TEXT SEGMENT:
Monday, September 6, 2010

Sandwich Roundup

Honestly, I don't know why I don't update the day I eat these sandwiches, especially right now during a brief break from graduate school when I have more time.  Anyhow, here are a bunch more sandwiches, including the elusive in NYC Chick-Fil-A.  I will say that the sandwiches are getting much better the farther I go down the list, suggesting that the order actually does matter a bit.  Let us begin...

This is the Non Ti Scordar Di Me from Via Quadronno.  Via Quadronno is a small Italian panini bar on the Upper East Side that was far enough from a subway that I ended up ordering the sandwich ahead and quickly picking it up so I could make it back to work in an hour.  As a result, the sandwich had cooled off quite a bit when I ate it, and I therefore don't think I quite had the full experience of this sandwich.  As you can see, this was a very simple sandwich, with the main ingredients being bacon and brie.  Yeah, I know, hard to argue.  It was very tasty, but way too ordinary for a fifteen dollar sandwich. I have a feeling that if Via Quadronno wasn't in such a ritzy area that its prices would be much lower.  Overall, good sandwich, but definitely not worth the price.  3.8.

TASK SET:
(A) Summarize the sandwich roundup post in two sentences.
(B) Copy the sandwich roundup post between "Sandwich Roundup" and "bit.  Let us begin...", inclusive.

Entries taken from a collection:

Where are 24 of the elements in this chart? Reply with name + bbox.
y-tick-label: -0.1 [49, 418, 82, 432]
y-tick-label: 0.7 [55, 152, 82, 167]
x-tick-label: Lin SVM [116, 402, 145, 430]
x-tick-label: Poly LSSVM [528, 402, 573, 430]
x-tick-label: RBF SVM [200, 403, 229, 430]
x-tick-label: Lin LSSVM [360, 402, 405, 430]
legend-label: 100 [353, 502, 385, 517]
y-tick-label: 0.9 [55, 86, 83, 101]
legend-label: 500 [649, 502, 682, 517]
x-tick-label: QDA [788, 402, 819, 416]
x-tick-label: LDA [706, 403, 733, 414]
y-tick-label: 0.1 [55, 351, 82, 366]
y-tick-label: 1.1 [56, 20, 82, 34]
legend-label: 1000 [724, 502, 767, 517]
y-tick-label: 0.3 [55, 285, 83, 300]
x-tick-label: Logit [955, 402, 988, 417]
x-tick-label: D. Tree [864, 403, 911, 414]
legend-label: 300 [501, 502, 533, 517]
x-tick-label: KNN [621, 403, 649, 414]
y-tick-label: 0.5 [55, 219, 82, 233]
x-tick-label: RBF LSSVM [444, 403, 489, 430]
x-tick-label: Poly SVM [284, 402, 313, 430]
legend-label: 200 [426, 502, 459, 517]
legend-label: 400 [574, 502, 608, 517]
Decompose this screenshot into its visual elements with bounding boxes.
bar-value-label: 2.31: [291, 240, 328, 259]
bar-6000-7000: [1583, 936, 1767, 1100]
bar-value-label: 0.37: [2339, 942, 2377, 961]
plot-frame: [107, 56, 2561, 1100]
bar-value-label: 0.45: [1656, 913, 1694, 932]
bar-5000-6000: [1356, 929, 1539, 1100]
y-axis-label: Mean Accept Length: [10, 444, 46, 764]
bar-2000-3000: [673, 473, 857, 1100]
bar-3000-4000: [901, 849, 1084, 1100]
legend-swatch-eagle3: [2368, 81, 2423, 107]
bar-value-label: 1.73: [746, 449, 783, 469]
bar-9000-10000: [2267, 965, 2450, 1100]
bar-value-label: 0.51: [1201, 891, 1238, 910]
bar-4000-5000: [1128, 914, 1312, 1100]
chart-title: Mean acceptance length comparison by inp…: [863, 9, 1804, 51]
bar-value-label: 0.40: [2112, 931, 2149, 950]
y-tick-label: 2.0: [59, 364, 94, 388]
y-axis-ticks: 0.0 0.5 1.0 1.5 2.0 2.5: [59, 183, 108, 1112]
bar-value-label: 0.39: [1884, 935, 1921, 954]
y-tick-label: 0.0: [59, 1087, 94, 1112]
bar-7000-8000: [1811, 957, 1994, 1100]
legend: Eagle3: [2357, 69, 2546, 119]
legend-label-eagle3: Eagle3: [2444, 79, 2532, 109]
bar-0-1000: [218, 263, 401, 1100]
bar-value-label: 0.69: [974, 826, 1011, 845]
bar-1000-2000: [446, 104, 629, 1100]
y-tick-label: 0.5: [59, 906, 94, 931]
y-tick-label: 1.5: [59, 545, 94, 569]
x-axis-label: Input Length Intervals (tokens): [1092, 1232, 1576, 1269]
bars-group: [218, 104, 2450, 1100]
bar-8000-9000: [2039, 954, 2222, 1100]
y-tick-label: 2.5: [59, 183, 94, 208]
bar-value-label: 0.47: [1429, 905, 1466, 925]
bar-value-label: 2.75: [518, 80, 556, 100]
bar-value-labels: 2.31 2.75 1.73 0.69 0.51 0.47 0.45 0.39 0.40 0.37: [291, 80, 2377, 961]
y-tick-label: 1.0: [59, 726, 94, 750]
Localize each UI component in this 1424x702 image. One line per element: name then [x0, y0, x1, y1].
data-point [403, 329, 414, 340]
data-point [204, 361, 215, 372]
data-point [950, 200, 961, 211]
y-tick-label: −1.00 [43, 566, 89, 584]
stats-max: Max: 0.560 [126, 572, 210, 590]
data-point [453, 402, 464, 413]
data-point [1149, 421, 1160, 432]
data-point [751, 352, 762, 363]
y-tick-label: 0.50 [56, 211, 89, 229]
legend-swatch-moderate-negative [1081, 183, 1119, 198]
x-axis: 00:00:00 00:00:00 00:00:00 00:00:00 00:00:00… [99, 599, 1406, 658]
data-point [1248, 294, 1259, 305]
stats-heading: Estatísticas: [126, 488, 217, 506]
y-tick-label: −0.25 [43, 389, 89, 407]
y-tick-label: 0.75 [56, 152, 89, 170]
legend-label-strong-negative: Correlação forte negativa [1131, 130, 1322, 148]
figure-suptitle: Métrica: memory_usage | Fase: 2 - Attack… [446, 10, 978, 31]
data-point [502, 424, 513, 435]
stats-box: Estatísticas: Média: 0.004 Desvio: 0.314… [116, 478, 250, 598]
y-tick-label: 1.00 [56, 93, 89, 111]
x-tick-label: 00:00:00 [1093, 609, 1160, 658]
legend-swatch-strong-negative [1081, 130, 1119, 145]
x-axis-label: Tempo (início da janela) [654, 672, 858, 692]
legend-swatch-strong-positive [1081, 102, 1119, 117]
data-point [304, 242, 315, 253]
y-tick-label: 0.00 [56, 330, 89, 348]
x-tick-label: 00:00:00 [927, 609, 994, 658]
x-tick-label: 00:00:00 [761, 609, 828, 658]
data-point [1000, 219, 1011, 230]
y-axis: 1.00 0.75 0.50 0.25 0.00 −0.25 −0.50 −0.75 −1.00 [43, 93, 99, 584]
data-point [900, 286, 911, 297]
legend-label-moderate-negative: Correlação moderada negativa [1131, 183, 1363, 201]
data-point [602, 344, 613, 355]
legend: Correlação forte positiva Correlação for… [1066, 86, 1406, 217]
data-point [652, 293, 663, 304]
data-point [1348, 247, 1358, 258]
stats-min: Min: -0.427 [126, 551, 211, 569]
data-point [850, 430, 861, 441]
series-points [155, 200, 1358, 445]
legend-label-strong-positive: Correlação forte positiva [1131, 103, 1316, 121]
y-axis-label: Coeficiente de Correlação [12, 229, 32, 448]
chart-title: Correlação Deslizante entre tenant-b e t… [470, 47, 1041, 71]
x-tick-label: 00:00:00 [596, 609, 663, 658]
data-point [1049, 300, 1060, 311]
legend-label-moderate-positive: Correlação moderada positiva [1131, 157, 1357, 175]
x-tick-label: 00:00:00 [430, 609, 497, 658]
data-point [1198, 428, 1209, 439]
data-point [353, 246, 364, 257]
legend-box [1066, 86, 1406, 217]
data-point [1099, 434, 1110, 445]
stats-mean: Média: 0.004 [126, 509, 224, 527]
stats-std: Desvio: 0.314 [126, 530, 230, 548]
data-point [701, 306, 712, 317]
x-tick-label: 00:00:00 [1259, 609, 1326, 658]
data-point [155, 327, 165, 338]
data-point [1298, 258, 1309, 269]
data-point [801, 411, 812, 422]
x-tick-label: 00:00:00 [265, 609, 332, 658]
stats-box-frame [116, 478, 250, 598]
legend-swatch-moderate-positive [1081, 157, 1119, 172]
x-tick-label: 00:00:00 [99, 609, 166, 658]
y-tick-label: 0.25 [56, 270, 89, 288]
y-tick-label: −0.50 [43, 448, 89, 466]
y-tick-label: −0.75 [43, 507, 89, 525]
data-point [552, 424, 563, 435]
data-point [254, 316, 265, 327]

WORKED SOLUTIONS:
(A) The writer posts a batch of overdue sandwich reviews, including a Chick-Fil-A sandwich, and notes that the sandwiches get better farther down the list. The first, the Non Ti Scordar Di Me from Via Quadronno, an Upper East Side panini bar, was a simple bacon and brie sandwich that was tasty but too ordinary for fifteen dollars and earned a 3.8.

(B)
Sandwich Roundup

Honestly, I don't know why I don't update the day I eat these sandwiches, especially right now during a brief break from graduate school when I have more time.  Anyhow, here are a bunch more sandwiches, including the elusive in NYC Chick-Fil-A.  I will say that the sandwiches are getting much better the farther I go down the list, suggesting that the order actually does matter a bit.  Let us begin...